- **Brief**
Make an exact copy of all the entries, but do not reproduce the pictures.

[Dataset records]
>> Start
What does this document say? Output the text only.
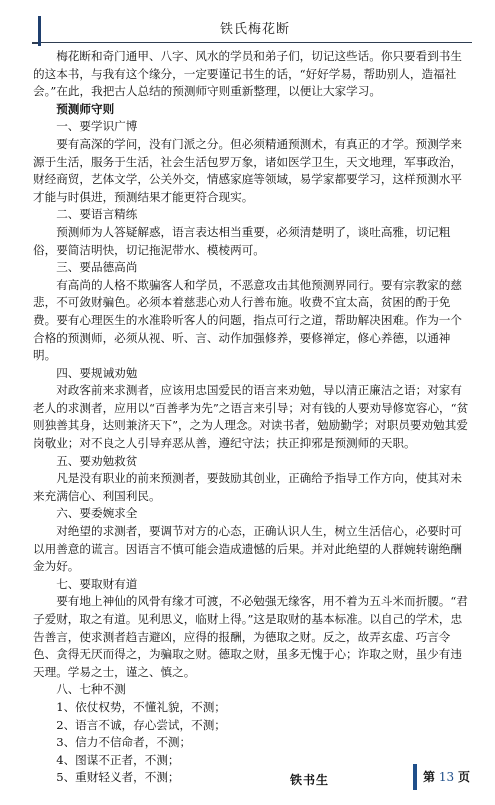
铁氏梅花断

梅花断和奇门通甲、八字、风水的学员和弟子们，切记这些话。你只要看到书生的这本书，与我有这个缘分，一定要谨记书生的话，“好好学易，帮助别人，造福社会。”在此，我把古人总结的预测师守则重新整理，以便让大家学习。

预测师守则

一、要学识广博

要有高深的学问，没有门派之分。但必须精通预测术，有真正的才学。预测学来源于生活，服务于生活，社会生活包罗万象，诸如医学卫生，天文地理，军事政治，财经商贸，艺体文学，公关外交，情感家庭等领域，易学家都要学习，这样预测水平才能与时俱进，预测结果才能更符合现实。

二、要语言精练

预测师为人答疑解惑，语言表达相当重要，必须清楚明了，谈吐高雅，切记粗俗，要简洁明快，切记拖泥带水、模棱两可。

三、要品德高尚

有高尚的人格不欺骗客人和学员，不恶意攻击其他预测界同行。要有宗教家的慈悲，不可敛财骗色。必须本着慈悲心劝人行善布施。收费不宜太高，贫困的酌于免费。要有心理医生的水准聆听客人的问题，指点可行之道，帮助解决困难。作为一个合格的预测师，必须从视、听、言、动作加强修养，要修禅定，修心养德，以通神明。

四、要规诫劝勉

对政客前来求测者，应该用忠国爱民的语言来劝勉，导以清正廉洁之语；对家有老人的求测者，应用以“百善孝为先”之语言来引导；对有钱的人要劝导修宽容心，“贫则独善其身，达则兼济天下”，之为人理念。对读书者，勉励勤学；对职员要劝勉其爱岗敬业；对不良之人引导弃恶从善，遵纪守法；扶正抑邪是预测师的天职。

五、要劝勉救贫

凡是没有职业的前来预测者，要鼓励其创业，正确给予指导工作方向，使其对未来充满信心、利国利民。

六、要委婉求全

对绝望的求测者，要调节对方的心态，正确认识人生，树立生活信心，必要时可以用善意的谎言。因语言不慎可能会造成遗憾的后果。并对此绝望的人群婉转谢绝酬金为好。

七、要取财有道

要有地上神仙的风骨有缘才可渡，不必勉强无缘客，用不着为五斗米而折腰。“君子爱财，取之有道。见利思义，临财上得。”这是取财的基本标准。以自己的学术，忠告善言，使求测者趋吉避凶，应得的报酬，为德取之财。反之，故弄玄虚、巧言令色、贪得无厌而得之，为骗取之财。德取之财，虽多无愧于心；诈取之财，虽少有违天理。学易之士，谨之、慎之。

八、七种不测

1、依仗权势，不懂礼貌，不测；

2、语言不诚，存心尝试，不测；

3、信力不信命者，不测；

4、图谋不正者，不测；

5、重财轻义者，不测；	铁书生	第 13 页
>> End
- **Response for this exercise**
What does this document say? Output the text only.
铁氏梅花断

梅花断和奇门通甲、八字、风水的学员和弟子们，切记这些话。你只要看到书生的这本书，与我有这个缘分，一定要谨记书生的话，“好好学易，帮助别人，造福社会。”在此，我把古人总结的预测师守则重新整理，以便让大家学习。

预测师守则

一、要学识广博

要有高深的学问，没有门派之分。但必须精通预测术，有真正的才学。预测学来源于生活，服务于生活，社会生活包罗万象，诸如医学卫生，天文地理，军事政治，财经商贸，艺体文学，公关外交，情感家庭等领域，易学家都要学习，这样预测水平才能与时俱进，预测结果才能更符合现实。

二、要语言精练

预测师为人答疑解惑，语言表达相当重要，必须清楚明了，谈吐高雅，切记粗俗，要简洁明快，切记拖泥带水、模棱两可。

三、要品德高尚

有高尚的人格不欺骗客人和学员，不恶意攻击其他预测界同行。要有宗教家的慈悲，不可敛财骗色。必须本着慈悲心劝人行善布施。收费不宜太高，贫困的酌于免费。要有心理医生的水准聆听客人的问题，指点可行之道，帮助解决困难。作为一个合格的预测师，必须从视、听、言、动作加强修养，要修禅定，修心养德，以通神明。

四、要规诫劝勉

对政客前来求测者，应该用忠国爱民的语言来劝勉，导以清正廉洁之语；对家有老人的求测者，应用以“百善孝为先”之语言来引导；对有钱的人要劝导修宽容心，“贫则独善其身，达则兼济天下”，之为人理念。对读书者，勉励勤学；对职员要劝勉其爱岗敬业；对不良之人引导弃恶从善，遵纪守法；扶正抑邪是预测师的天职。

五、要劝勉救贫

凡是没有职业的前来预测者，要鼓励其创业，正确给予指导工作方向，使其对未来充满信心、利国利民。

六、要委婉求全

对绝望的求测者，要调节对方的心态，正确认识人生，树立生活信心，必要时可以用善意的谎言。因语言不慎可能会造成遗憾的后果。并对此绝望的人群婉转谢绝酬金为好。

七、要取财有道

要有地上神仙的风骨有缘才可渡，不必勉强无缘客，用不着为五斗米而折腰。“君子爱财，取之有道。见利思义，临财上得。”这是取财的基本标准。以自己的学术，忠告善言，使求测者趋吉避凶，应得的报酬，为德取之财。反之，故弄玄虚、巧言令色、贪得无厌而得之，为骗取之财。德取之财，虽多无愧于心；诈取之财，虽少有违天理。学易之士，谨之、慎之。

八、七种不测

1、依仗权势，不懂礼貌，不测；

2、语言不诚，存心尝试，不测；

3、信力不信命者，不测；

4、图谋不正者，不测；

5、重财轻义者，不测；	铁书生	第 13 页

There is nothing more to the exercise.